- _Stated task_
Reproduce the complete listing without any deviation.
------------------------
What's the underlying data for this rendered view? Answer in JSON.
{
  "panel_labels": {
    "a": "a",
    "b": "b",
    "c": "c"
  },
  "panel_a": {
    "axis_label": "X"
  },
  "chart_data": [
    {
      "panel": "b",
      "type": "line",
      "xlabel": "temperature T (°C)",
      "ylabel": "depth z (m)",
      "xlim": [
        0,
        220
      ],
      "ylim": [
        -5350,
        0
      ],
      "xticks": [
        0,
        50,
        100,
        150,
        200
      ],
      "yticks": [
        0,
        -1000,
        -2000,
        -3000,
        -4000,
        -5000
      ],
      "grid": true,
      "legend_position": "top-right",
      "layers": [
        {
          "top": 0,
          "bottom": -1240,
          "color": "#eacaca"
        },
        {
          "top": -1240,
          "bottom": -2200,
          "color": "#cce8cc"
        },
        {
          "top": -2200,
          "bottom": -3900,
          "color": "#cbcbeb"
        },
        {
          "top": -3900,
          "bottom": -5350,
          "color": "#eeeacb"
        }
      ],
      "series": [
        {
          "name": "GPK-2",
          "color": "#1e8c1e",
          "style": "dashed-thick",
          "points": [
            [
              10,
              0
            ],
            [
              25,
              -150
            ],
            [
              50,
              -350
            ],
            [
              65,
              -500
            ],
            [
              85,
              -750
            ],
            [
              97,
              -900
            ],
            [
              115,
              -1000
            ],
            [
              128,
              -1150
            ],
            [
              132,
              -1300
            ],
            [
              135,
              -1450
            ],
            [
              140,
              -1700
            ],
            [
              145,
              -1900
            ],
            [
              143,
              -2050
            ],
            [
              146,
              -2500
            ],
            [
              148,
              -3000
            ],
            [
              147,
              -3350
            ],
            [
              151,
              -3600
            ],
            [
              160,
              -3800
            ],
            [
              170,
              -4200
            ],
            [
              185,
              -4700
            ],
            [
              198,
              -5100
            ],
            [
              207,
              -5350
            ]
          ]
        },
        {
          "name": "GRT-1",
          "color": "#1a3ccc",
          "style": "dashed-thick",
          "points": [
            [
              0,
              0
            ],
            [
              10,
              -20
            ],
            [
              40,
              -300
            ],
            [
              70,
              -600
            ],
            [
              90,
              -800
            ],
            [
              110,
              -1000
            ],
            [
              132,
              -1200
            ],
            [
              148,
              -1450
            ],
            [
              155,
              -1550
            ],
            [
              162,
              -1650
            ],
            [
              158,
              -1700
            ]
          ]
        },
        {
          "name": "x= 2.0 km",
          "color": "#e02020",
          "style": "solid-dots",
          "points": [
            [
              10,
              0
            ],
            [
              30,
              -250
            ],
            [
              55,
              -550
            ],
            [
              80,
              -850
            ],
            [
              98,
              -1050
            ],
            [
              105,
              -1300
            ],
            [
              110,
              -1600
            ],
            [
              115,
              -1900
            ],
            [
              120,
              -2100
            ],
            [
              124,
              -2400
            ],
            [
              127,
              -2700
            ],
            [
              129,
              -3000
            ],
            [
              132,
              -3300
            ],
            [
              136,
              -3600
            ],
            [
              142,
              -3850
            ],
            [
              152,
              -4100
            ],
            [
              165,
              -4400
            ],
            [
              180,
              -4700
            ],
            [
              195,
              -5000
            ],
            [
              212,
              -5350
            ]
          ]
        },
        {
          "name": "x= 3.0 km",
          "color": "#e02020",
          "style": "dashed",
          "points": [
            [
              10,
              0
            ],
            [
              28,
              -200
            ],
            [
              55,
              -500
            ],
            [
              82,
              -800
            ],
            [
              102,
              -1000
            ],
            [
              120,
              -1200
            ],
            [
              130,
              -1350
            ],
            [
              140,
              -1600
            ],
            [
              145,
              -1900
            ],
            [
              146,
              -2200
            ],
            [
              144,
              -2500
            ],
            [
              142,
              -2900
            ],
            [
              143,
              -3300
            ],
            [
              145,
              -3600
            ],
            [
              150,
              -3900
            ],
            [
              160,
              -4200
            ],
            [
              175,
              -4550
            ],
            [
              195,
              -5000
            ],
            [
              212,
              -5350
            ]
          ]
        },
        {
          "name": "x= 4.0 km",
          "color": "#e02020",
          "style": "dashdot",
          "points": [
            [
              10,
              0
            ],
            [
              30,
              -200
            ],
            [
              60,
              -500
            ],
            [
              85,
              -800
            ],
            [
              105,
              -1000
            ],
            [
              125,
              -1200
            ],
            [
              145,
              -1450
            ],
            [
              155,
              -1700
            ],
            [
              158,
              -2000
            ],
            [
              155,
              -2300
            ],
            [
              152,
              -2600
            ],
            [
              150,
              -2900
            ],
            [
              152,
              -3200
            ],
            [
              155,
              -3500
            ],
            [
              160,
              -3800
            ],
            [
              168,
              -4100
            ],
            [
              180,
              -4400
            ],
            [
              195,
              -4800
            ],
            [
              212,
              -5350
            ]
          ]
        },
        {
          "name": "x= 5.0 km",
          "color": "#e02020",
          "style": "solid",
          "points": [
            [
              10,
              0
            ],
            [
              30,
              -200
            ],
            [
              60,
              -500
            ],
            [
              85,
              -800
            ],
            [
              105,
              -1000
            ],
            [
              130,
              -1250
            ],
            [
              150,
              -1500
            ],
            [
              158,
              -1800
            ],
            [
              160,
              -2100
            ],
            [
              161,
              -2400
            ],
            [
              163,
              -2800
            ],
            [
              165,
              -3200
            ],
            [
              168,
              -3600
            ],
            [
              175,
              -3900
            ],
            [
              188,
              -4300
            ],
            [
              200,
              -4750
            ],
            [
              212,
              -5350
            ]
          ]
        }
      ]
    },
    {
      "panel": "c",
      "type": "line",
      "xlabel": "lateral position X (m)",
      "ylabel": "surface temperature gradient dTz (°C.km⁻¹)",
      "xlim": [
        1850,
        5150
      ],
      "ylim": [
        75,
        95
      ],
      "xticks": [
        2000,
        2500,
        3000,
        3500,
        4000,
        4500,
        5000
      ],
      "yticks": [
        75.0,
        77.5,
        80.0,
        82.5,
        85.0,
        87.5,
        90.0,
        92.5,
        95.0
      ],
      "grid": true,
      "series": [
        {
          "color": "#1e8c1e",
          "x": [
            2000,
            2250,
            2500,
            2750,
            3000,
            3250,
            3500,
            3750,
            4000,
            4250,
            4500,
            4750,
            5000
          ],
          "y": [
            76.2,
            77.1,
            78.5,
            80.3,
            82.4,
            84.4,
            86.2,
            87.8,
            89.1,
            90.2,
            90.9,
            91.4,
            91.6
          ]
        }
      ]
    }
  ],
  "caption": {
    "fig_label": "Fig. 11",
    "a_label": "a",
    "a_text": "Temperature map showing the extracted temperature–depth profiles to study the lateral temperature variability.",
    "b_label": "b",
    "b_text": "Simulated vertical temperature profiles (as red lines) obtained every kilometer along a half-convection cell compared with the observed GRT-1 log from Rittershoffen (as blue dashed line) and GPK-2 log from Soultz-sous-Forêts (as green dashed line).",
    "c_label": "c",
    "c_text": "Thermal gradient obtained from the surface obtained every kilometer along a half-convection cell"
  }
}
------------------------
- _Result_
What's the underlying data for this rendered view? Answer in JSON.
{
  "panel_labels": {
    "a": "a",
    "b": "b",
    "c": "c"
  },
  "panel_a": {
    "axis_label": "X"
  },
  "chart_data": [
    {
      "panel": "b",
      "type": "line",
      "xlabel": "temperature T (°C)",
      "ylabel": "depth z (m)",
      "xlim": [
        0,
        220
      ],
      "ylim": [
        -5350,
        0
      ],
      "xticks": [
        0,
        50,
        100,
        150,
        200
      ],
      "yticks": [
        0,
        -1000,
        -2000,
        -3000,
        -4000,
        -5000
      ],
      "grid": true,
      "legend_position": "top-right",
      "layers": [
        {
          "top": 0,
          "bottom": -1240,
          "color": "#eacaca"
        },
        {
          "top": -1240,
          "bottom": -2200,
          "color": "#cce8cc"
        },
        {
          "top": -2200,
          "bottom": -3900,
          "color": "#cbcbeb"
        },
        {
          "top": -3900,
          "bottom": -5350,
          "color": "#eeeacb"
        }
      ],
      "series": [
        {
          "name": "GPK-2",
          "color": "#1e8c1e",
          "style": "dashed-thick",
          "points": [
            [
              10,
              0
            ],
            [
              25,
              -150
            ],
            [
              50,
              -350
            ],
            [
              65,
              -500
            ],
            [
              85,
              -750
            ],
            [
              97,
              -900
            ],
            [
              115,
              -1000
            ],
            [
              128,
              -1150
            ],
            [
              132,
              -1300
            ],
            [
              135,
              -1450
            ],
            [
              140,
              -1700
            ],
            [
              145,
              -1900
            ],
            [
              143,
              -2050
            ],
            [
              146,
              -2500
            ],
            [
              148,
              -3000
            ],
            [
              147,
              -3350
            ],
            [
              151,
              -3600
            ],
            [
              160,
              -3800
            ],
            [
              170,
              -4200
            ],
            [
              185,
              -4700
            ],
            [
              198,
              -5100
            ],
            [
              207,
              -5350
            ]
          ]
        },
        {
          "name": "GRT-1",
          "color": "#1a3ccc",
          "style": "dashed-thick",
          "points": [
            [
              0,
              0
            ],
            [
              10,
              -20
            ],
            [
              40,
              -300
            ],
            [
              70,
              -600
            ],
            [
              90,
              -800
            ],
            [
              110,
              -1000
            ],
            [
              132,
              -1200
            ],
            [
              148,
              -1450
            ],
            [
              155,
              -1550
            ],
            [
              162,
              -1650
            ],
            [
              158,
              -1700
            ]
          ]
        },
        {
          "name": "x= 2.0 km",
          "color": "#e02020",
          "style": "solid-dots",
          "points": [
            [
              10,
              0
            ],
            [
              30,
              -250
            ],
            [
              55,
              -550
            ],
            [
              80,
              -850
            ],
            [
              98,
              -1050
            ],
            [
              105,
              -1300
            ],
            [
              110,
              -1600
            ],
            [
              115,
              -1900
            ],
            [
              120,
              -2100
            ],
            [
              124,
              -2400
            ],
            [
              127,
              -2700
            ],
            [
              129,
              -3000
            ],
            [
              132,
              -3300
            ],
            [
              136,
              -3600
            ],
            [
              142,
              -3850
            ],
            [
              152,
              -4100
            ],
            [
              165,
              -4400
            ],
            [
              180,
              -4700
            ],
            [
              195,
              -5000
            ],
            [
              212,
              -5350
            ]
          ]
        },
        {
          "name": "x= 3.0 km",
          "color": "#e02020",
          "style": "dashed",
          "points": [
            [
              10,
              0
            ],
            [
              28,
              -200
            ],
            [
              55,
              -500
            ],
            [
              82,
              -800
            ],
            [
              102,
              -1000
            ],
            [
              120,
              -1200
            ],
            [
              130,
              -1350
            ],
            [
              140,
              -1600
            ],
            [
              145,
              -1900
            ],
            [
              146,
              -2200
            ],
            [
              144,
              -2500
            ],
            [
              142,
              -2900
            ],
            [
              143,
              -3300
            ],
            [
              145,
              -3600
            ],
            [
              150,
              -3900
            ],
            [
              160,
              -4200
            ],
            [
              175,
              -4550
            ],
            [
              195,
              -5000
            ],
            [
              212,
              -5350
            ]
          ]
        },
        {
          "name": "x= 4.0 km",
          "color": "#e02020",
          "style": "dashdot",
          "points": [
            [
              10,
              0
            ],
            [
              30,
              -200
            ],
            [
              60,
              -500
            ],
            [
              85,
              -800
            ],
            [
              105,
              -1000
            ],
            [
              125,
              -1200
            ],
            [
              145,
              -1450
            ],
            [
              155,
              -1700
            ],
            [
              158,
              -2000
            ],
            [
              155,
              -2300
            ],
            [
              152,
              -2600
            ],
            [
              150,
              -2900
            ],
            [
              152,
              -3200
            ],
            [
              155,
              -3500
            ],
            [
              160,
              -3800
            ],
            [
              168,
              -4100
            ],
            [
              180,
              -4400
            ],
            [
              195,
              -4800
            ],
            [
              212,
              -5350
            ]
          ]
        },
        {
          "name": "x= 5.0 km",
          "color": "#e02020",
          "style": "solid",
          "points": [
            [
              10,
              0
            ],
            [
              30,
              -200
            ],
            [
              60,
              -500
            ],
            [
              85,
              -800
            ],
            [
              105,
              -1000
            ],
            [
              130,
              -1250
            ],
            [
              150,
              -1500
            ],
            [
              158,
              -1800
            ],
            [
              160,
              -2100
            ],
            [
              161,
              -2400
            ],
            [
              163,
              -2800
            ],
            [
              165,
              -3200
            ],
            [
              168,
              -3600
            ],
            [
              175,
              -3900
            ],
            [
              188,
              -4300
            ],
            [
              200,
              -4750
            ],
            [
              212,
              -5350
            ]
          ]
        }
      ]
    },
    {
      "panel": "c",
      "type": "line",
      "xlabel": "lateral position X (m)",
      "ylabel": "surface temperature gradient dTz (°C.km⁻¹)",
      "xlim": [
        1850,
        5150
      ],
      "ylim": [
        75,
        95
      ],
      "xticks": [
        2000,
        2500,
        3000,
        3500,
        4000,
        4500,
        5000
      ],
      "yticks": [
        75.0,
        77.5,
        80.0,
        82.5,
        85.0,
        87.5,
        90.0,
        92.5,
        95.0
      ],
      "grid": true,
      "series": [
        {
          "color": "#1e8c1e",
          "x": [
            2000,
            2250,
            2500,
            2750,
            3000,
            3250,
            3500,
            3750,
            4000,
            4250,
            4500,
            4750,
            5000
          ],
          "y": [
            76.2,
            77.1,
            78.5,
            80.3,
            82.4,
            84.4,
            86.2,
            87.8,
            89.1,
            90.2,
            90.9,
            91.4,
            91.6
          ]
        }
      ]
    }
  ],
  "caption": {
    "fig_label": "Fig. 11",
    "a_label": "a",
    "a_text": "Temperature map showing the extracted temperature–depth profiles to study the lateral temperature variability.",
    "b_label": "b",
    "b_text": "Simulated vertical temperature profiles (as red lines) obtained every kilometer along a half-convection cell compared with the observed GRT-1 log from Rittershoffen (as blue dashed line) and GPK-2 log from Soultz-sous-Forêts (as green dashed line).",
    "c_label": "c",
    "c_text": "Thermal gradient obtained from the surface obtained every kilometer along a half-convection cell"
  }
}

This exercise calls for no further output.